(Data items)
[START]
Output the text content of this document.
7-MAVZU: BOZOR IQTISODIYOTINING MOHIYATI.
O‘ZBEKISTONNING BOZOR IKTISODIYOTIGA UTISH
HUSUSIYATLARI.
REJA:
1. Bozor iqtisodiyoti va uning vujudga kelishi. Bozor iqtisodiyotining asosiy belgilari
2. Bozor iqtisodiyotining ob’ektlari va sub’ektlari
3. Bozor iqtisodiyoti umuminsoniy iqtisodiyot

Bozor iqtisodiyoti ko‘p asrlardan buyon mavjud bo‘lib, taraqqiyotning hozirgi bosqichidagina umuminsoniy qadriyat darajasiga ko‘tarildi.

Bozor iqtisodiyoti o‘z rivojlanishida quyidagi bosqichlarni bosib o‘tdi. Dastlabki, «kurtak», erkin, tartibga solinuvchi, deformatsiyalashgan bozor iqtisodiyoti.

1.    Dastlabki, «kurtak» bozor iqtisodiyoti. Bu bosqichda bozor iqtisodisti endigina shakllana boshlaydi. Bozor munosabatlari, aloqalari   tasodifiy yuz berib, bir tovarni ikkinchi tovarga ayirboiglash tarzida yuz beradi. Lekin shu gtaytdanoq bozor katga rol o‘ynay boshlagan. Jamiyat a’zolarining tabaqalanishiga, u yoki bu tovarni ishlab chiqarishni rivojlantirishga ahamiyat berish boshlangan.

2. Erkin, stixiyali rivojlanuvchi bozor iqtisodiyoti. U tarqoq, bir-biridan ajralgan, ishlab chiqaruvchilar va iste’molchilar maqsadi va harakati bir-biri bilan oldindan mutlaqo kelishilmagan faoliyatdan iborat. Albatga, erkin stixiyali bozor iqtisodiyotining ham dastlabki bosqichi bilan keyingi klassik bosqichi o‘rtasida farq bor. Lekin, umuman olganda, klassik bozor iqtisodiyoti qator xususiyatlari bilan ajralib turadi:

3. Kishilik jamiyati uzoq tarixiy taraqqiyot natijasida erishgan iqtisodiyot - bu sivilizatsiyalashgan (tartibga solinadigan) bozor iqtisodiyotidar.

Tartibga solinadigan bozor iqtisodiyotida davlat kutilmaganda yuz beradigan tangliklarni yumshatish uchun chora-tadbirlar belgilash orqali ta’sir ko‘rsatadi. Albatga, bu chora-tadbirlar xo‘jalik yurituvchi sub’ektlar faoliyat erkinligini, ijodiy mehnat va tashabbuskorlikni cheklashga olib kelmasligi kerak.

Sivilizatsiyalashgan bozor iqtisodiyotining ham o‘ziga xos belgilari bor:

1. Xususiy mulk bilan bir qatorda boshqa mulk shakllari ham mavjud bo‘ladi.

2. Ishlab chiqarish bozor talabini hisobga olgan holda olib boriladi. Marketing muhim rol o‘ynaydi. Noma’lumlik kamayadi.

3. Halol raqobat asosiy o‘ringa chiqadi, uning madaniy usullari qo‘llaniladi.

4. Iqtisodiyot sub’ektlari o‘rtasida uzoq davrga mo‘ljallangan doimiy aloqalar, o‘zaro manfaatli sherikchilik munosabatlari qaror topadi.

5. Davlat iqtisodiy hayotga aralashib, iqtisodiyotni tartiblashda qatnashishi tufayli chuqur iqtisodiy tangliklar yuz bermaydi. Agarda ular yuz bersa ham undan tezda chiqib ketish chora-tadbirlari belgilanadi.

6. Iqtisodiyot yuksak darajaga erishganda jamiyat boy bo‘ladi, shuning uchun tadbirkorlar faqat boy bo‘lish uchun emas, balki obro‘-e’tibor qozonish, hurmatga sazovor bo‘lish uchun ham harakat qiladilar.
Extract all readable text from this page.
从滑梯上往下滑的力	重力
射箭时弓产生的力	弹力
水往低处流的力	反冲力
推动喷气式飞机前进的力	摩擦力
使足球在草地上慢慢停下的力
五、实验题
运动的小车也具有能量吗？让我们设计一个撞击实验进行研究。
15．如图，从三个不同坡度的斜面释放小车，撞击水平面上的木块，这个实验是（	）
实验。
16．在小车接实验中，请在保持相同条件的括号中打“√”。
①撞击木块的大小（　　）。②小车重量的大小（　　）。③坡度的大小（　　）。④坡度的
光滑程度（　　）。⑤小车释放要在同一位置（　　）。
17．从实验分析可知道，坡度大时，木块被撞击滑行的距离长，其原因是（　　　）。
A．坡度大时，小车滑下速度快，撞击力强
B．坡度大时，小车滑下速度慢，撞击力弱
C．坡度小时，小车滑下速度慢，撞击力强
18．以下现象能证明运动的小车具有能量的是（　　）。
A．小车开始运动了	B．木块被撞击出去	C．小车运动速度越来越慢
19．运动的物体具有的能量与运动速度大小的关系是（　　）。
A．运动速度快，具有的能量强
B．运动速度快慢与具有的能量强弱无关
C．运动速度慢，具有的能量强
[END]
Return the full listing, character for character.

Output the text content of this document.
7-MAVZU: BOZOR IQTISODIYOTINING MOHIYATI.
O‘ZBEKISTONNING BOZOR IKTISODIYOTIGA UTISH
HUSUSIYATLARI.
REJA:
1. Bozor iqtisodiyoti va uning vujudga kelishi. Bozor iqtisodiyotining asosiy belgilari
2. Bozor iqtisodiyotining ob’ektlari va sub’ektlari
3. Bozor iqtisodiyoti umuminsoniy iqtisodiyot

Bozor iqtisodiyoti ko‘p asrlardan buyon mavjud bo‘lib, taraqqiyotning hozirgi bosqichidagina umuminsoniy qadriyat darajasiga ko‘tarildi.

Bozor iqtisodiyoti o‘z rivojlanishida quyidagi bosqichlarni bosib o‘tdi. Dastlabki, «kurtak», erkin, tartibga solinuvchi, deformatsiyalashgan bozor iqtisodiyoti.

1.    Dastlabki, «kurtak» bozor iqtisodiyoti. Bu bosqichda bozor iqtisodisti endigina shakllana boshlaydi. Bozor munosabatlari, aloqalari   tasodifiy yuz berib, bir tovarni ikkinchi tovarga ayirboiglash tarzida yuz beradi. Lekin shu gtaytdanoq bozor katga rol o‘ynay boshlagan. Jamiyat a’zolarining tabaqalanishiga, u yoki bu tovarni ishlab chiqarishni rivojlantirishga ahamiyat berish boshlangan.

2. Erkin, stixiyali rivojlanuvchi bozor iqtisodiyoti. U tarqoq, bir-biridan ajralgan, ishlab chiqaruvchilar va iste’molchilar maqsadi va harakati bir-biri bilan oldindan mutlaqo kelishilmagan faoliyatdan iborat. Albatga, erkin stixiyali bozor iqtisodiyotining ham dastlabki bosqichi bilan keyingi klassik bosqichi o‘rtasida farq bor. Lekin, umuman olganda, klassik bozor iqtisodiyoti qator xususiyatlari bilan ajralib turadi:

3. Kishilik jamiyati uzoq tarixiy taraqqiyot natijasida erishgan iqtisodiyot - bu sivilizatsiyalashgan (tartibga solinadigan) bozor iqtisodiyotidar.

Tartibga solinadigan bozor iqtisodiyotida davlat kutilmaganda yuz beradigan tangliklarni yumshatish uchun chora-tadbirlar belgilash orqali ta’sir ko‘rsatadi. Albatga, bu chora-tadbirlar xo‘jalik yurituvchi sub’ektlar faoliyat erkinligini, ijodiy mehnat va tashabbuskorlikni cheklashga olib kelmasligi kerak.

Sivilizatsiyalashgan bozor iqtisodiyotining ham o‘ziga xos belgilari bor:

1. Xususiy mulk bilan bir qatorda boshqa mulk shakllari ham mavjud bo‘ladi.

2. Ishlab chiqarish bozor talabini hisobga olgan holda olib boriladi. Marketing muhim rol o‘ynaydi. Noma’lumlik kamayadi.

3. Halol raqobat asosiy o‘ringa chiqadi, uning madaniy usullari qo‘llaniladi.

4. Iqtisodiyot sub’ektlari o‘rtasida uzoq davrga mo‘ljallangan doimiy aloqalar, o‘zaro manfaatli sherikchilik munosabatlari qaror topadi.

5. Davlat iqtisodiy hayotga aralashib, iqtisodiyotni tartiblashda qatnashishi tufayli chuqur iqtisodiy tangliklar yuz bermaydi. Agarda ular yuz bersa ham undan tezda chiqib ketish chora-tadbirlari belgilanadi.

6. Iqtisodiyot yuksak darajaga erishganda jamiyat boy bo‘ladi, shuning uchun tadbirkorlar faqat boy bo‘lish uchun emas, balki obro‘-e’tibor qozonish, hurmatga sazovor bo‘lish uchun ham harakat qiladilar.
Extract all readable text from this page.
从滑梯上往下滑的力	重力
射箭时弓产生的力	弹力
水往低处流的力	反冲力
推动喷气式飞机前进的力	摩擦力
使足球在草地上慢慢停下的力
五、实验题
运动的小车也具有能量吗？让我们设计一个撞击实验进行研究。
15．如图，从三个不同坡度的斜面释放小车，撞击水平面上的木块，这个实验是（	）
实验。
16．在小车接实验中，请在保持相同条件的括号中打“√”。
①撞击木块的大小（　　）。②小车重量的大小（　　）。③坡度的大小（　　）。④坡度的
光滑程度（　　）。⑤小车释放要在同一位置（　　）。
17．从实验分析可知道，坡度大时，木块被撞击滑行的距离长，其原因是（　　　）。
A．坡度大时，小车滑下速度快，撞击力强
B．坡度大时，小车滑下速度慢，撞击力弱
C．坡度小时，小车滑下速度慢，撞击力强
18．以下现象能证明运动的小车具有能量的是（　　）。
A．小车开始运动了	B．木块被撞击出去	C．小车运动速度越来越慢
19．运动的物体具有的能量与运动速度大小的关系是（　　）。
A．运动速度快，具有的能量强
B．运动速度快慢与具有的能量强弱无关
C．运动速度慢，具有的能量强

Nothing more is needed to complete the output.